### [Requirement]
Repeat the full listing, word for word.

*-*-*

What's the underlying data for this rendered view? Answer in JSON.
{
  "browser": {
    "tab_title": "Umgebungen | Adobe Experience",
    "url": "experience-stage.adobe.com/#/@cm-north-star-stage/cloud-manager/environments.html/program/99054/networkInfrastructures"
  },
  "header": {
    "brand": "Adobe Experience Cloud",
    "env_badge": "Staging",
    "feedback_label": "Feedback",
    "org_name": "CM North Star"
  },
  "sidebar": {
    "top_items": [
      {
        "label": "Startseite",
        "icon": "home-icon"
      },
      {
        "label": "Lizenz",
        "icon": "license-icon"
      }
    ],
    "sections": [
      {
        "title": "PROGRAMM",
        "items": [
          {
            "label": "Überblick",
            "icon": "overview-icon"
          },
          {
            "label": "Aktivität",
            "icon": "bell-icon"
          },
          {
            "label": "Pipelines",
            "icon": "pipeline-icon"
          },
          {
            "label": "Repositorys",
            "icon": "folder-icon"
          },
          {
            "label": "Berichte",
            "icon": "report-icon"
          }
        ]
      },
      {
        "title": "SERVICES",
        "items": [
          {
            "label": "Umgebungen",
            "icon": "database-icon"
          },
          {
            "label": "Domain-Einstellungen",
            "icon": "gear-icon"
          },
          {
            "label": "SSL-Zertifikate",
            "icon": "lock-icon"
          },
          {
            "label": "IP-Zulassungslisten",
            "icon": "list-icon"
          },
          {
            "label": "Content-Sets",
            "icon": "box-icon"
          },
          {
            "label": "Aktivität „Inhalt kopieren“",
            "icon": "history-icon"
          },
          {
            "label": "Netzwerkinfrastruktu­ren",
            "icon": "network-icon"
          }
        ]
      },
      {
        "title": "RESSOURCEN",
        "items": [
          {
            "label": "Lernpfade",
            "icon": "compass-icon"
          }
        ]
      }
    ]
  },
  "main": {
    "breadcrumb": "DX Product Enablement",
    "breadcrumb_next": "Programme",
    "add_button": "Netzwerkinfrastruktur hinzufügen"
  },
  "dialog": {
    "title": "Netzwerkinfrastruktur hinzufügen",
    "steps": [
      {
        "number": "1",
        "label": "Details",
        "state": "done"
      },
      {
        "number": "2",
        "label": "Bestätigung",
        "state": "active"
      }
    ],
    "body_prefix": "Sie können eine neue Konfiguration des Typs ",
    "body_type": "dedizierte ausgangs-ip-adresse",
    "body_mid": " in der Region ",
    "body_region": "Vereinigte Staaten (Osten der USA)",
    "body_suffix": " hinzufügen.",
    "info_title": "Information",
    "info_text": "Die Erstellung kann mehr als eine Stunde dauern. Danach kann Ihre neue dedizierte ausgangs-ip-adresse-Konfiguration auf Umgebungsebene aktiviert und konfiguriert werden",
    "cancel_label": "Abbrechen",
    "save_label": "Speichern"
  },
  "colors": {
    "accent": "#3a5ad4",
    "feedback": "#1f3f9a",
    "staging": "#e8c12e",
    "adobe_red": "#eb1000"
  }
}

*-*-*

### [Solution for this task]
What's the underlying data for this rendered view? Answer in JSON.
{
  "browser": {
    "tab_title": "Umgebungen | Adobe Experience",
    "url": "experience-stage.adobe.com/#/@cm-north-star-stage/cloud-manager/environments.html/program/99054/networkInfrastructures"
  },
  "header": {
    "brand": "Adobe Experience Cloud",
    "env_badge": "Staging",
    "feedback_label": "Feedback",
    "org_name": "CM North Star"
  },
  "sidebar": {
    "top_items": [
      {
        "label": "Startseite",
        "icon": "home-icon"
      },
      {
        "label": "Lizenz",
        "icon": "license-icon"
      }
    ],
    "sections": [
      {
        "title": "PROGRAMM",
        "items": [
          {
            "label": "Überblick",
            "icon": "overview-icon"
          },
          {
            "label": "Aktivität",
            "icon": "bell-icon"
          },
          {
            "label": "Pipelines",
            "icon": "pipeline-icon"
          },
          {
            "label": "Repositorys",
            "icon": "folder-icon"
          },
          {
            "label": "Berichte",
            "icon": "report-icon"
          }
        ]
      },
      {
        "title": "SERVICES",
        "items": [
          {
            "label": "Umgebungen",
            "icon": "database-icon"
          },
          {
            "label": "Domain-Einstellungen",
            "icon": "gear-icon"
          },
          {
            "label": "SSL-Zertifikate",
            "icon": "lock-icon"
          },
          {
            "label": "IP-Zulassungslisten",
            "icon": "list-icon"
          },
          {
            "label": "Content-Sets",
            "icon": "box-icon"
          },
          {
            "label": "Aktivität „Inhalt kopieren“",
            "icon": "history-icon"
          },
          {
            "label": "Netzwerkinfrastruktu­ren",
            "icon": "network-icon"
          }
        ]
      },
      {
        "title": "RESSOURCEN",
        "items": [
          {
            "label": "Lernpfade",
            "icon": "compass-icon"
          }
        ]
      }
    ]
  },
  "main": {
    "breadcrumb": "DX Product Enablement",
    "breadcrumb_next": "Programme",
    "add_button": "Netzwerkinfrastruktur hinzufügen"
  },
  "dialog": {
    "title": "Netzwerkinfrastruktur hinzufügen",
    "steps": [
      {
        "number": "1",
        "label": "Details",
        "state": "done"
      },
      {
        "number": "2",
        "label": "Bestätigung",
        "state": "active"
      }
    ],
    "body_prefix": "Sie können eine neue Konfiguration des Typs ",
    "body_type": "dedizierte ausgangs-ip-adresse",
    "body_mid": " in der Region ",
    "body_region": "Vereinigte Staaten (Osten der USA)",
    "body_suffix": " hinzufügen.",
    "info_title": "Information",
    "info_text": "Die Erstellung kann mehr als eine Stunde dauern. Danach kann Ihre neue dedizierte ausgangs-ip-adresse-Konfiguration auf Umgebungsebene aktiviert und konfiguriert werden",
    "cancel_label": "Abbrechen",
    "save_label": "Speichern"
  },
  "colors": {
    "accent": "#3a5ad4",
    "feedback": "#1f3f9a",
    "staging": "#e8c12e",
    "adobe_red": "#eb1000"
  }
}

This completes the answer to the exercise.